_Exercise directions_
Every line of the data that contains the string "戏剧与影视学类" must be copied.

_Given data_

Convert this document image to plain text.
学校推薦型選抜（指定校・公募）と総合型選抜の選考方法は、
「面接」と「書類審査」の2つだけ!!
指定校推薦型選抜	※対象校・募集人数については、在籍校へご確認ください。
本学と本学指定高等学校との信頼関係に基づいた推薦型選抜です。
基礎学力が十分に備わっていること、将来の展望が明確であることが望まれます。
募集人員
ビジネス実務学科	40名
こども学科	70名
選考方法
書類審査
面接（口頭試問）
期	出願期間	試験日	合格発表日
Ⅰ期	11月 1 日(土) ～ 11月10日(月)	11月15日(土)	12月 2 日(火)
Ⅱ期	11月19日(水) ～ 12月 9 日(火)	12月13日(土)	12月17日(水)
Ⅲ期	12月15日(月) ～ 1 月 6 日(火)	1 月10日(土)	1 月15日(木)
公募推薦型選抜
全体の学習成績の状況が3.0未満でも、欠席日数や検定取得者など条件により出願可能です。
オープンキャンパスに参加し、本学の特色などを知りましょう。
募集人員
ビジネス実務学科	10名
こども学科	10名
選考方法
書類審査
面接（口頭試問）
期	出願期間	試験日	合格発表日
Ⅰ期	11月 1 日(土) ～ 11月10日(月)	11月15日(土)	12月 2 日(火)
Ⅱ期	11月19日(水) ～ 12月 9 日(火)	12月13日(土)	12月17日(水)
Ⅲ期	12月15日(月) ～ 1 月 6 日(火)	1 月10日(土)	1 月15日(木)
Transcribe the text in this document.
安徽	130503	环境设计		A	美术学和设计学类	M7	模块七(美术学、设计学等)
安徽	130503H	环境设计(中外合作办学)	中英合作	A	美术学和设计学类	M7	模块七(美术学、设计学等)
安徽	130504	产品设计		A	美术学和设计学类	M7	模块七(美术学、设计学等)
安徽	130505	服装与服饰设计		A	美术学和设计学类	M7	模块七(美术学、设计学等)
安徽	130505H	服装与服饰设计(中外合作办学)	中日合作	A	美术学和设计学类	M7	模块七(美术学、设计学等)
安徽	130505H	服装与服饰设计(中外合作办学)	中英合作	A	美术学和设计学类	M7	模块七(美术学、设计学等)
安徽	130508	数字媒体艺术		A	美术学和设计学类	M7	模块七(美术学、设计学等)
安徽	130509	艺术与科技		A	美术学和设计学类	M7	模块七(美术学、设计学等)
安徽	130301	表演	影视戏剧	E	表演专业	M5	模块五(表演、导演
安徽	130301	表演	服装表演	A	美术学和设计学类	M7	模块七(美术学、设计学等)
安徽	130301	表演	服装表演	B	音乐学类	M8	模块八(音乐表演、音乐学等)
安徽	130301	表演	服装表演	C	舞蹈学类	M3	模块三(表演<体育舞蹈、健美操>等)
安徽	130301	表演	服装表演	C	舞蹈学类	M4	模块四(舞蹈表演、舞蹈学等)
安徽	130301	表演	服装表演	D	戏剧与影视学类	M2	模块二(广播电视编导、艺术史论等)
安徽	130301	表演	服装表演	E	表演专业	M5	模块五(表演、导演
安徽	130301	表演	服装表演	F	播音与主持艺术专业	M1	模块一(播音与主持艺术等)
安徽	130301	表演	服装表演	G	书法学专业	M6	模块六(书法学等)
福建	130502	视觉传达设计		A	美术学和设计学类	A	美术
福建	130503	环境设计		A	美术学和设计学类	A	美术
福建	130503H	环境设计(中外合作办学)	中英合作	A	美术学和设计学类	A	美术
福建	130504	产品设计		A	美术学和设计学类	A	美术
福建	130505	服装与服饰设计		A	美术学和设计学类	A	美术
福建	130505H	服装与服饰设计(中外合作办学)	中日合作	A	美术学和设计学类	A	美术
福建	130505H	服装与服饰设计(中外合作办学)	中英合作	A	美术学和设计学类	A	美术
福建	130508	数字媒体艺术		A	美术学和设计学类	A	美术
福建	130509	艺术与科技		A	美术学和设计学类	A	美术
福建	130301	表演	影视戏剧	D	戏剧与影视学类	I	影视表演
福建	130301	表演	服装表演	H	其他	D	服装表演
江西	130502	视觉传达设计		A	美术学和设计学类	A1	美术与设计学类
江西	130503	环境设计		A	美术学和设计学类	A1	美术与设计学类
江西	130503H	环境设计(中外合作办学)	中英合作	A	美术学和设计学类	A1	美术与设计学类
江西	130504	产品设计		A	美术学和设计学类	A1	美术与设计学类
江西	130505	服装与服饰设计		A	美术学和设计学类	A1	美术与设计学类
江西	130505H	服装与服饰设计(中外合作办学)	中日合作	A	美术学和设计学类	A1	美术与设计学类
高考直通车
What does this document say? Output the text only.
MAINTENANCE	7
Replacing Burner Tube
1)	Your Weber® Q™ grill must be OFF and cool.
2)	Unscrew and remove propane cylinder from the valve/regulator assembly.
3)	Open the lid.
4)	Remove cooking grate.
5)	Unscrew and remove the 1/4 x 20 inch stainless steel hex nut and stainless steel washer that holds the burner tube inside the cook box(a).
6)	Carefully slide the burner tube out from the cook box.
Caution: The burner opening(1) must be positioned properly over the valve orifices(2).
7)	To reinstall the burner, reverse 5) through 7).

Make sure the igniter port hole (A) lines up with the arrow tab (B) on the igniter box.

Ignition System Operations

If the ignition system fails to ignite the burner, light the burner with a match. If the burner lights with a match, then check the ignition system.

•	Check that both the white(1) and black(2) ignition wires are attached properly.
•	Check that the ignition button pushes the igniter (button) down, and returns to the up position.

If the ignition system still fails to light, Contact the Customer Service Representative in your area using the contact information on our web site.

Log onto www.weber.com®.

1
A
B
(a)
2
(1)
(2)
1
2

_Response to this exercise_
安徽	130301	表演	服装表演	D	戏剧与影视学类	M2	模块二(广播电视编导、艺术史论等)
福建	130301	表演	影视戏剧	D	戏剧与影视学类	I	影视表演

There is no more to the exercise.